Problem details — Both ends included, set down the lines from the line containing "Read all visible content and emit it as JSON." through the last line of the records below, without pictures.

Supplied data —

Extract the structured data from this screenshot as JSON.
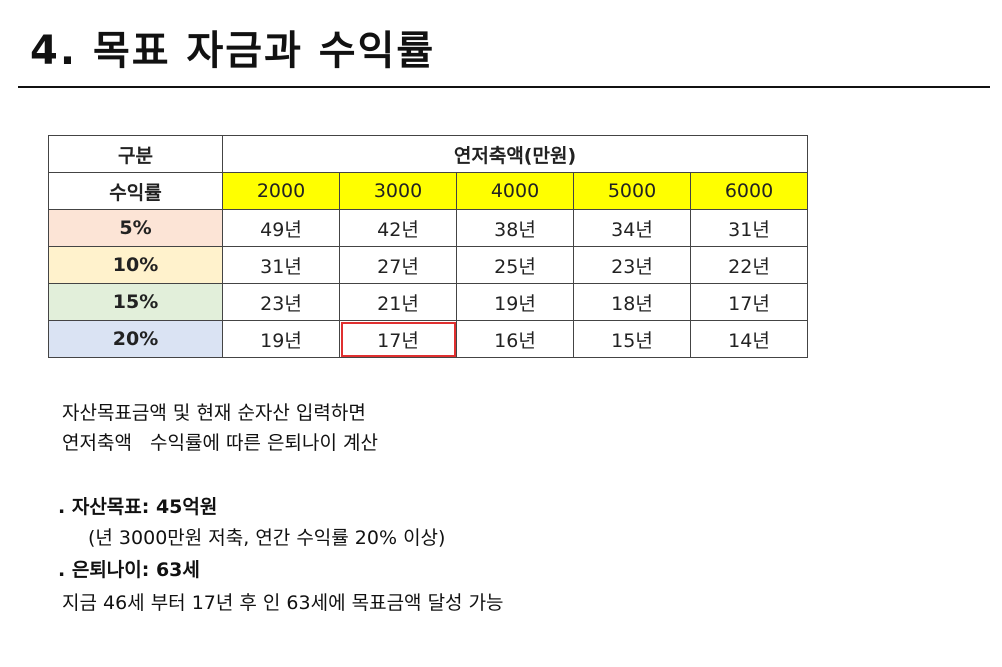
{
  "title": "4. 목표 자금과 수익률",
  "table": {
    "corner_top": "구분",
    "group_header": "연저축액(만원)",
    "corner_bottom": "수익률",
    "columns": [
      "2000",
      "3000",
      "4000",
      "5000",
      "6000"
    ],
    "rows": [
      {
        "label": "5%",
        "values": [
          "49년",
          "42년",
          "38년",
          "34년",
          "31년"
        ]
      },
      {
        "label": "10%",
        "values": [
          "31년",
          "27년",
          "25년",
          "23년",
          "22년"
        ]
      },
      {
        "label": "15%",
        "values": [
          "23년",
          "21년",
          "19년",
          "18년",
          "17년"
        ]
      },
      {
        "label": "20%",
        "values": [
          "19년",
          "17년",
          "16년",
          "15년",
          "14년"
        ]
      }
    ]
  },
  "notes": [
    "자산목표금액 및 현재 순자산 입력하면",
    "연저축액   수익률에 따른 은퇴나이 계산",
    ". 자산목표: 45억원",
    "(년 3000만원 저축, 연간 수익률 20% 이상)",
    ". 은퇴나이: 63세",
    "지금 46세 부터 17년 후 인 63세에 목표금액 달성 가능"
  ]
}
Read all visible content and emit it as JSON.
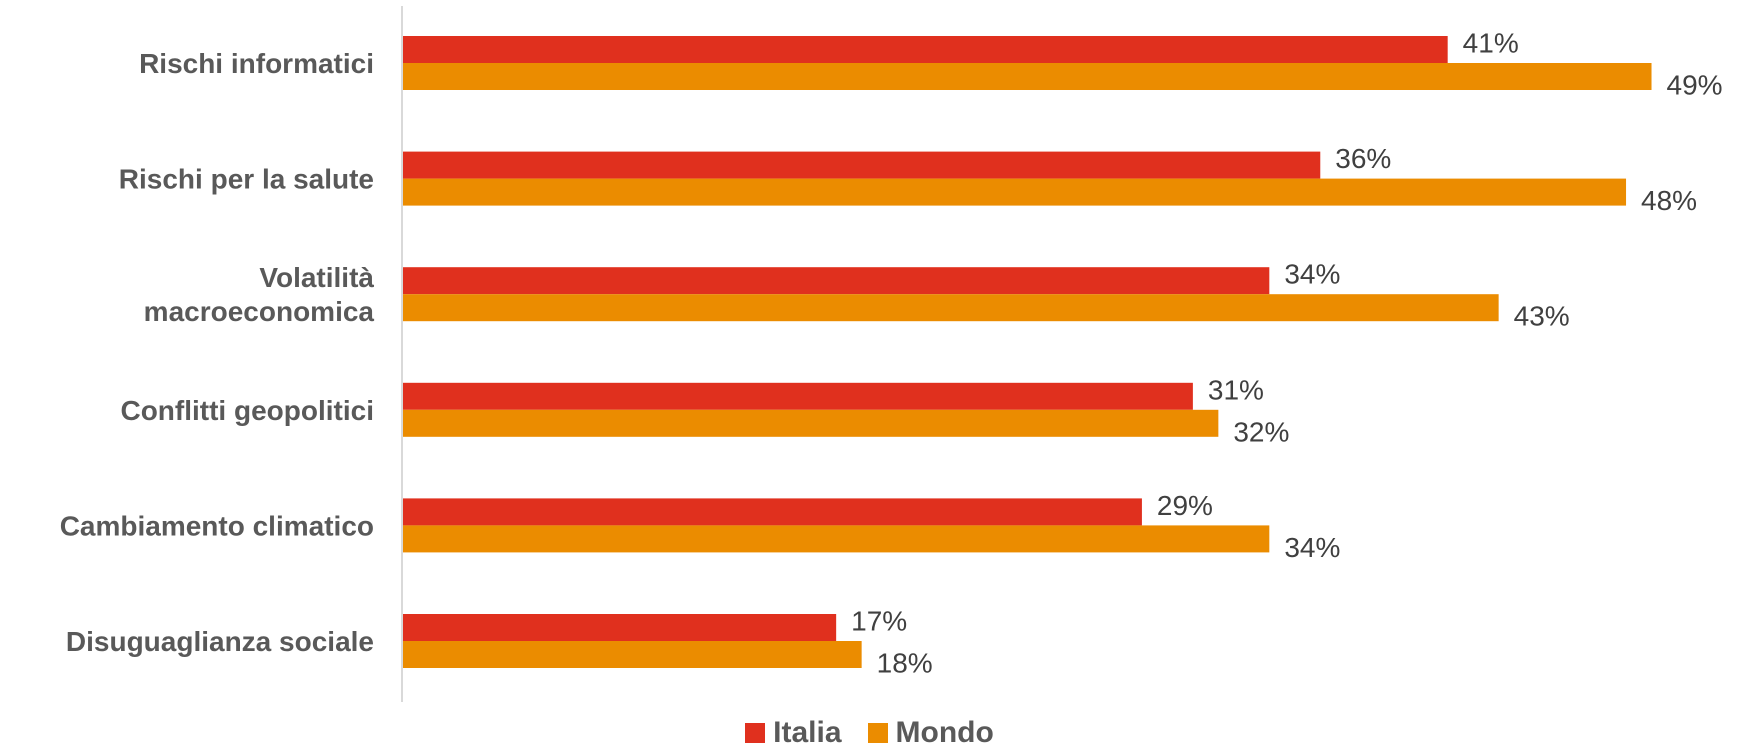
{
  "chart_data": {
    "type": "bar",
    "orientation": "horizontal",
    "categories": [
      [
        "Rischi informatici"
      ],
      [
        "Rischi per la salute"
      ],
      [
        "Volatilità",
        "macroeconomica"
      ],
      [
        "Conflitti geopolitici"
      ],
      [
        "Cambiamento climatico"
      ],
      [
        "Disuguaglianza sociale"
      ]
    ],
    "series": [
      {
        "name": "Italia",
        "color": "#E0301E",
        "values": [
          41,
          36,
          34,
          31,
          29,
          17
        ],
        "labels": [
          "41%",
          "36%",
          "34%",
          "31%",
          "29%",
          "17%"
        ]
      },
      {
        "name": "Mondo",
        "color": "#EB8C00",
        "values": [
          49,
          48,
          43,
          32,
          34,
          18
        ],
        "labels": [
          "49%",
          "48%",
          "43%",
          "32%",
          "34%",
          "18%"
        ]
      }
    ],
    "xlim": [
      0,
      49
    ],
    "grid": false,
    "legend_position": "bottom"
  }
}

Final answer —
Read all visible content and emit it as JSON.
{
  "chart_data": {
    "type": "bar",
    "orientation": "horizontal",
    "categories": [
      [
        "Rischi informatici"
      ],
      [
        "Rischi per la salute"
      ],
      [
        "Volatilità",
        "macroeconomica"
      ],
      [
        "Conflitti geopolitici"
      ],
      [
        "Cambiamento climatico"
      ],
      [
        "Disuguaglianza sociale"
      ]
    ],
    "series": [
      {
        "name": "Italia",
        "color": "#E0301E",
        "values": [
          41,
          36,
          34,
          31,
          29,
          17
        ],
        "labels": [
          "41%",
          "36%",
          "34%",
          "31%",
          "29%",
          "17%"
        ]
      },
      {
        "name": "Mondo",
        "color": "#EB8C00",
        "values": [
          49,
          48,
          43,
          32,
          34,
          18
        ],
        "labels": [
          "49%",
          "48%",
          "43%",
          "32%",
          "34%",
          "18%"
        ]
      }
    ],
    "xlim": [
      0,
      49
    ],
    "grid": false,
    "legend_position": "bottom"
  }
}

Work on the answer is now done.